[Items from a data source]
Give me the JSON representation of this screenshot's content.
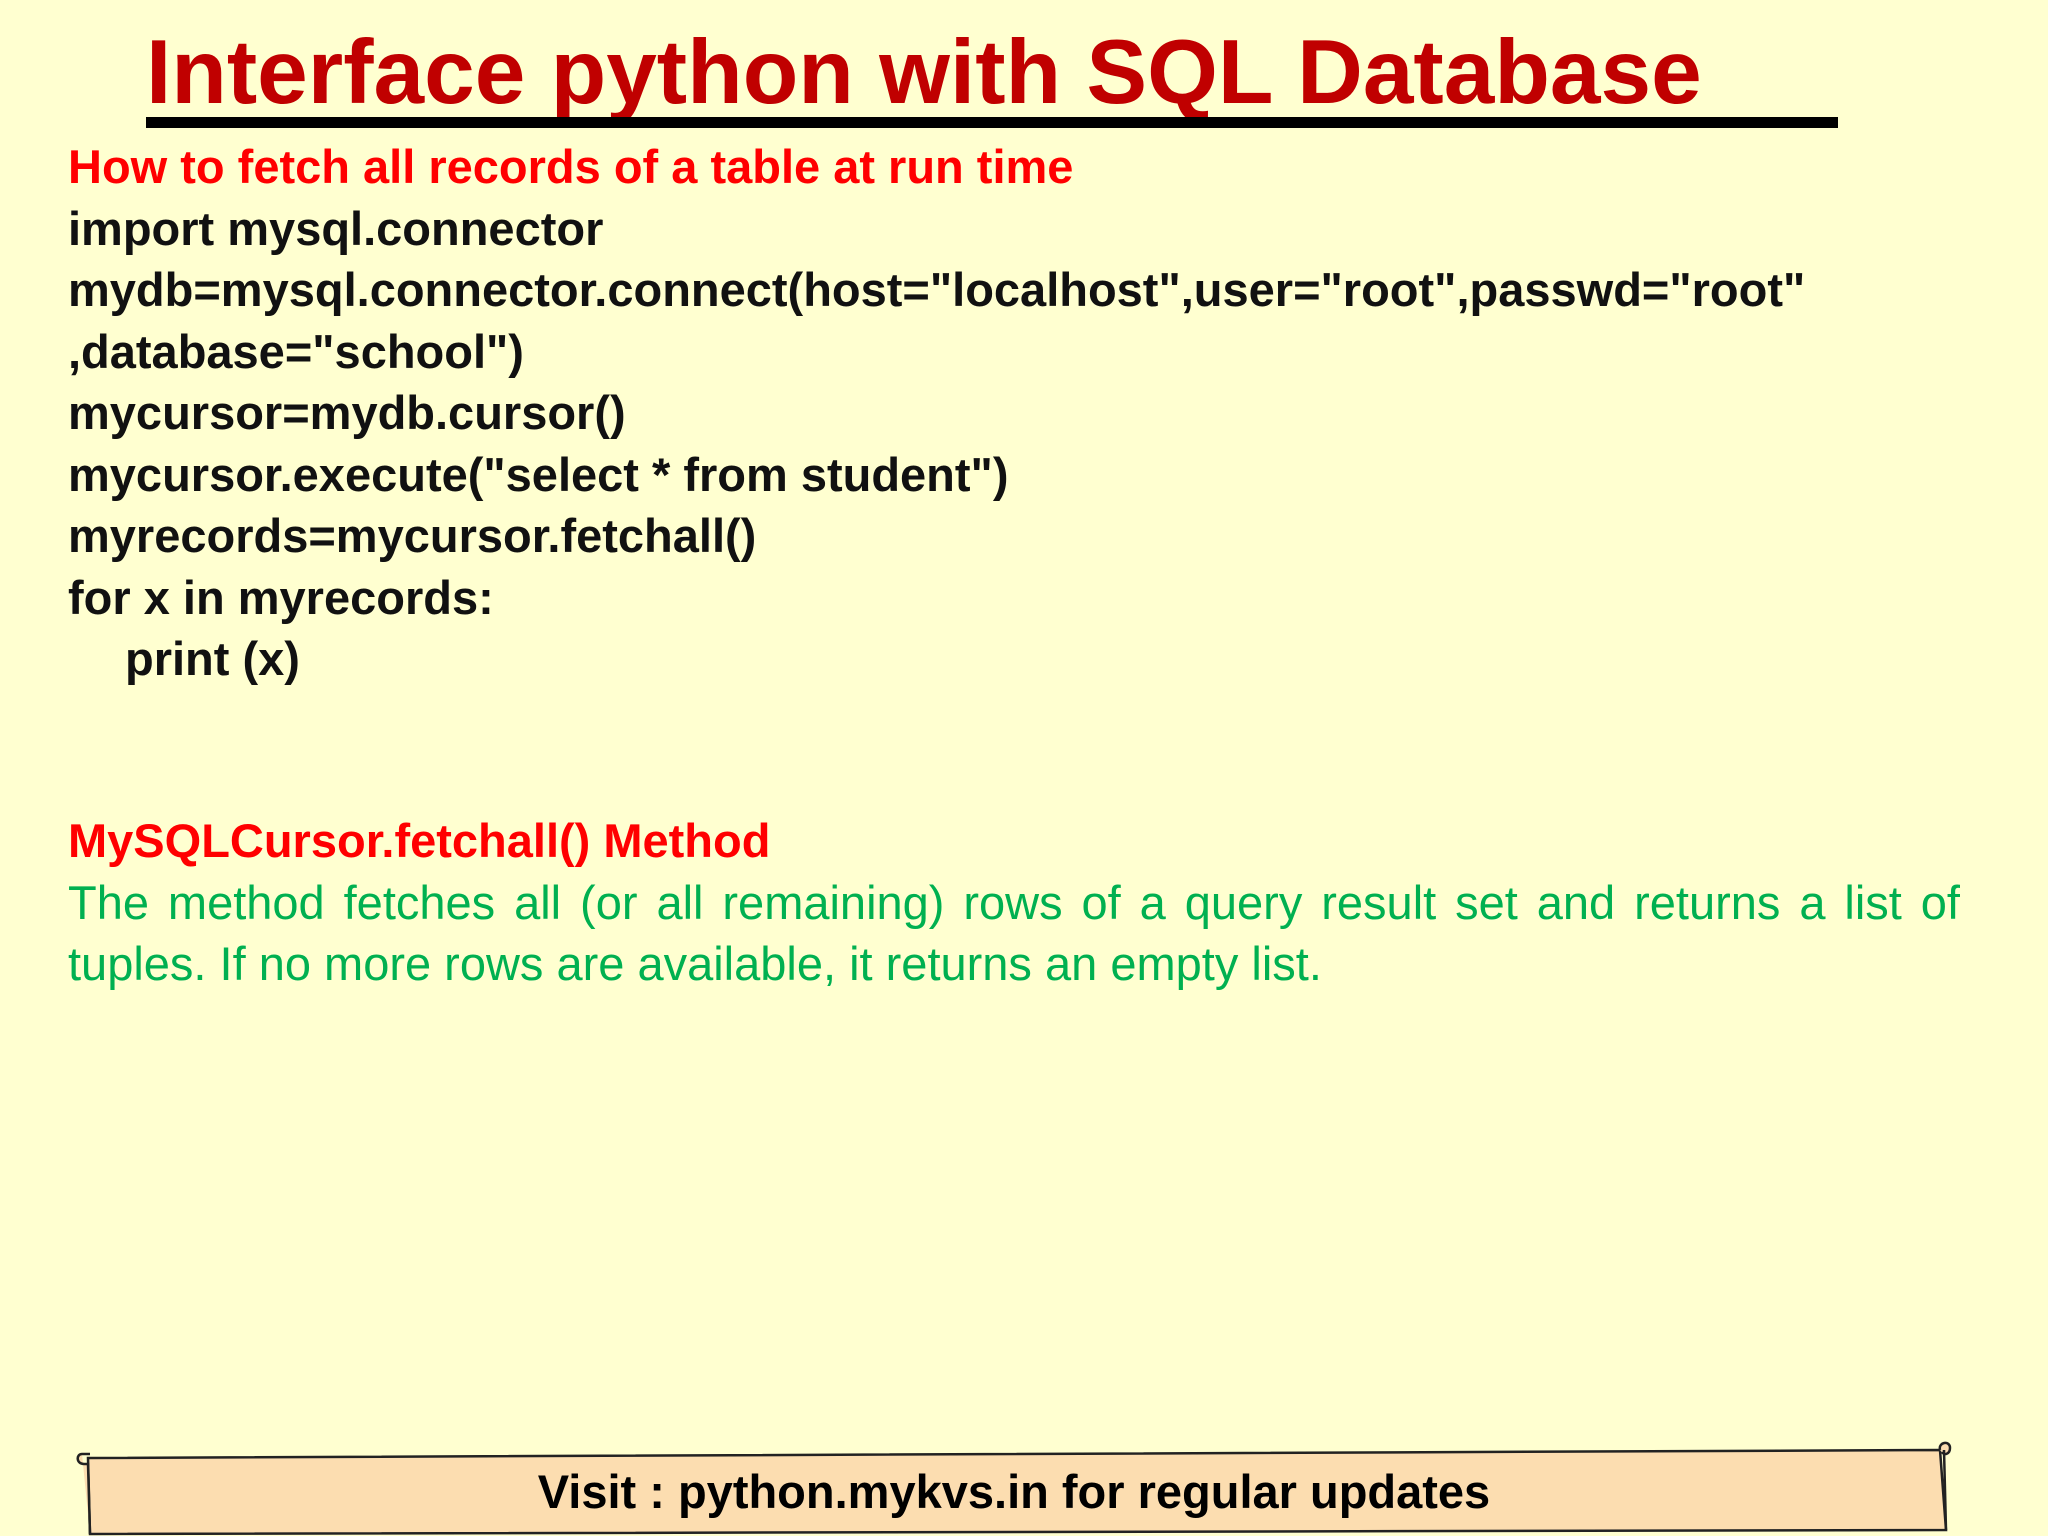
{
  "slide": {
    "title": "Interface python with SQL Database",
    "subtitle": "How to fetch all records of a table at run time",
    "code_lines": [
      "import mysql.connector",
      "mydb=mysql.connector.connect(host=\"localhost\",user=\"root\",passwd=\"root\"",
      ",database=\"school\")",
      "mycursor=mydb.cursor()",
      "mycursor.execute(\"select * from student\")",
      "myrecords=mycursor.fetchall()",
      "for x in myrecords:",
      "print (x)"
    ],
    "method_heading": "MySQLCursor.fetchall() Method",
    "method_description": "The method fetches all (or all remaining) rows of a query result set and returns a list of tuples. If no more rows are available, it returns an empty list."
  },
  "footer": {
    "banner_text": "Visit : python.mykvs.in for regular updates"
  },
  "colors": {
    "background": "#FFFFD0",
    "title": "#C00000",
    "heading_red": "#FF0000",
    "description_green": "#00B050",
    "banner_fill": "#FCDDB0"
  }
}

...

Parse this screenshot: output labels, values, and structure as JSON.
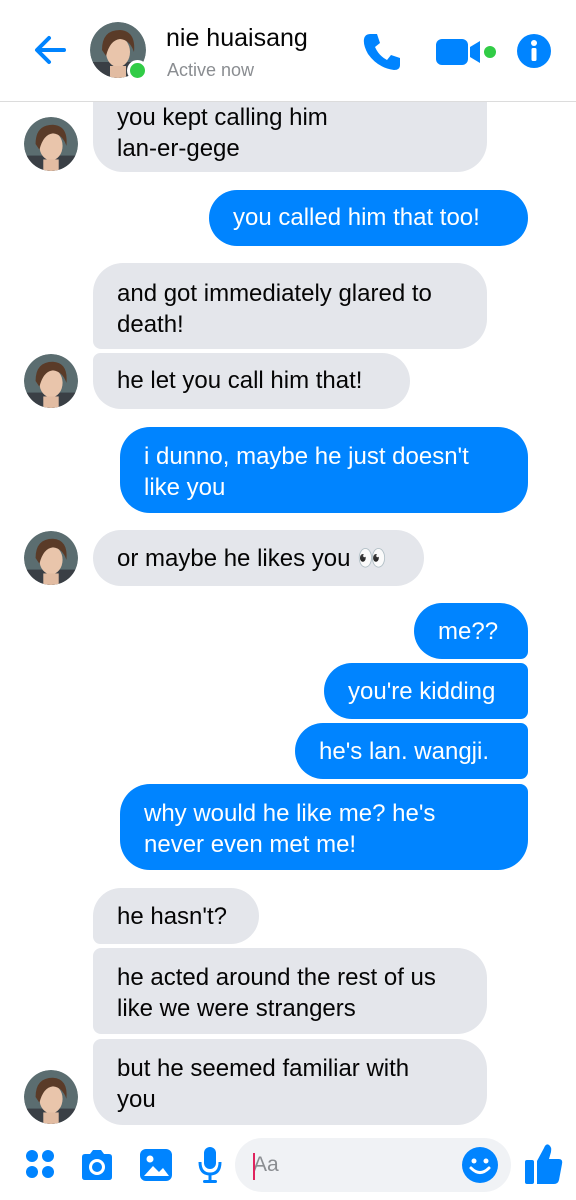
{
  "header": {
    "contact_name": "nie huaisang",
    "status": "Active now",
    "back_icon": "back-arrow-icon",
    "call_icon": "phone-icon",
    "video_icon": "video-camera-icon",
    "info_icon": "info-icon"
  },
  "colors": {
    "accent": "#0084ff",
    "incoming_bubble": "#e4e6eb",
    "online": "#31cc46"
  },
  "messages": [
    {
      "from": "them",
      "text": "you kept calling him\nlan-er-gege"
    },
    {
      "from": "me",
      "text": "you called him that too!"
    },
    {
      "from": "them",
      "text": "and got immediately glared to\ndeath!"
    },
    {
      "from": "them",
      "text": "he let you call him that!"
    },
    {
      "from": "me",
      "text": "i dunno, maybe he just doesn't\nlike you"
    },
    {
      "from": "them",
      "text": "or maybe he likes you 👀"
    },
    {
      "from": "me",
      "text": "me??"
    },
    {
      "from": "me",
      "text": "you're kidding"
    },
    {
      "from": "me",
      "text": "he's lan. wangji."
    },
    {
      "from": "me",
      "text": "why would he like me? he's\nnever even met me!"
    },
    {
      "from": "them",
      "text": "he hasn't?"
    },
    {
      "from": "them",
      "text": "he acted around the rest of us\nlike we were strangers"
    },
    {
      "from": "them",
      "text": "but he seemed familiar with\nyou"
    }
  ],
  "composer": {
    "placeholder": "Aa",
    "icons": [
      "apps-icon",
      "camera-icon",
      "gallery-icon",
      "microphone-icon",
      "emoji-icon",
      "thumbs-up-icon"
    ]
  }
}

→ GIVEN INSTRUCTION: Locate the lines above that contain "camera" and copy them.

→ FULL ANSWER:
    "video_icon": "video-camera-icon",
      "camera-icon",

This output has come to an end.